> _Information given_:

========================================================================

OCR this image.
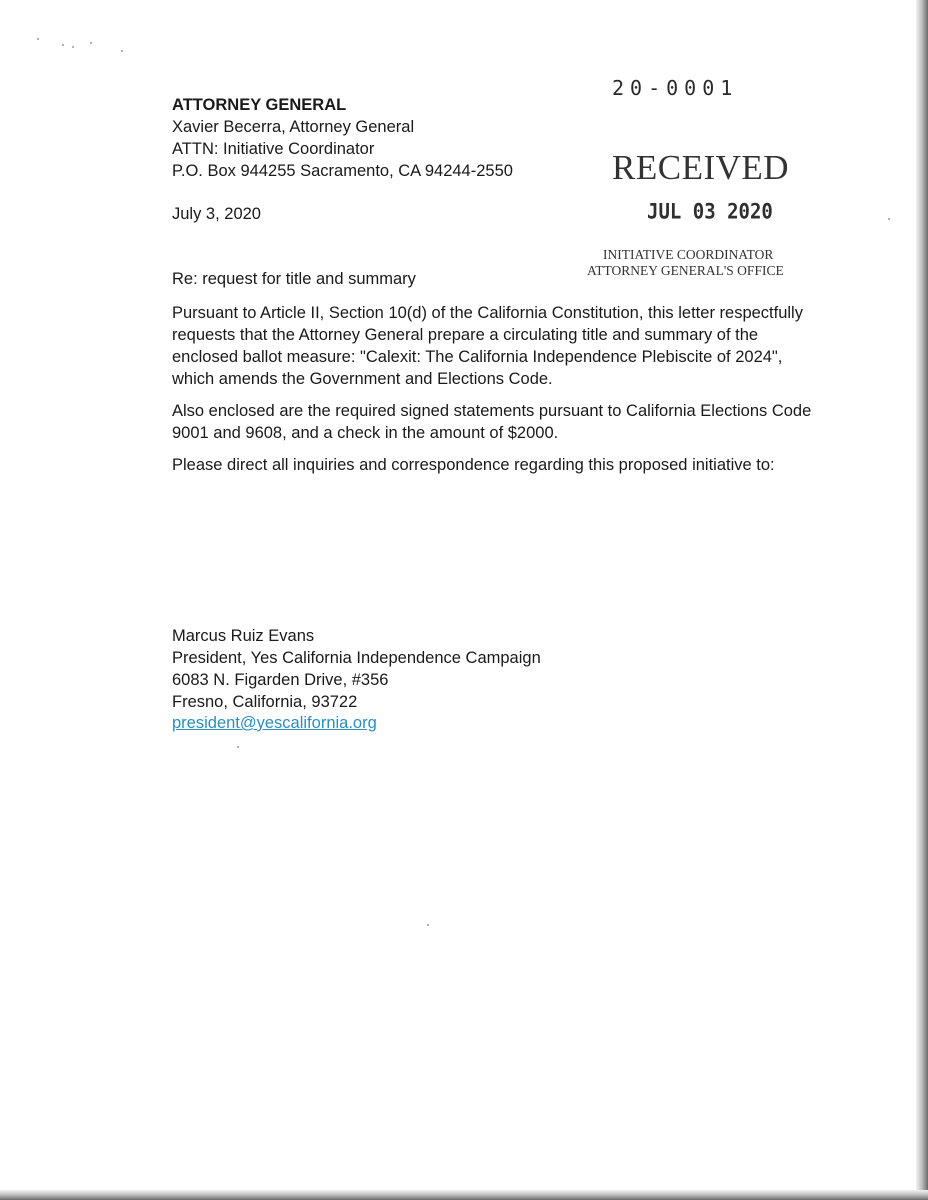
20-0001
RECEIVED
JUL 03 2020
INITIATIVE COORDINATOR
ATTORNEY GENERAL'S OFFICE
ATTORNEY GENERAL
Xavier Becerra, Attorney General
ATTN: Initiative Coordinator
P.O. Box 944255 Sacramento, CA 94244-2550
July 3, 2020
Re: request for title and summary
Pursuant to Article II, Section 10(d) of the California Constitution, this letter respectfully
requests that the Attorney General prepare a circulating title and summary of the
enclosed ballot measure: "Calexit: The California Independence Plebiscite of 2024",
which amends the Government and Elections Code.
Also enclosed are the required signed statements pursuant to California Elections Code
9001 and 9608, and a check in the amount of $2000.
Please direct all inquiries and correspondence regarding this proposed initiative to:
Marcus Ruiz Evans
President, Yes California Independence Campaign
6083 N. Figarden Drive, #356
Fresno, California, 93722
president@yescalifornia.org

========================================================================

> _What is needed_:
What you return should match the records above word for word, minus the pictures.

> _Result_:
OCR this image.
20-0001
RECEIVED
JUL 03 2020
INITIATIVE COORDINATOR
ATTORNEY GENERAL'S OFFICE
ATTORNEY GENERAL
Xavier Becerra, Attorney General
ATTN: Initiative Coordinator
P.O. Box 944255 Sacramento, CA 94244-2550
July 3, 2020
Re: request for title and summary
Pursuant to Article II, Section 10(d) of the California Constitution, this letter respectfully
requests that the Attorney General prepare a circulating title and summary of the
enclosed ballot measure: "Calexit: The California Independence Plebiscite of 2024",
which amends the Government and Elections Code.
Also enclosed are the required signed statements pursuant to California Elections Code
9001 and 9608, and a check in the amount of $2000.
Please direct all inquiries and correspondence regarding this proposed initiative to:
Marcus Ruiz Evans
President, Yes California Independence Campaign
6083 N. Figarden Drive, #356
Fresno, California, 93722
president@yescalifornia.org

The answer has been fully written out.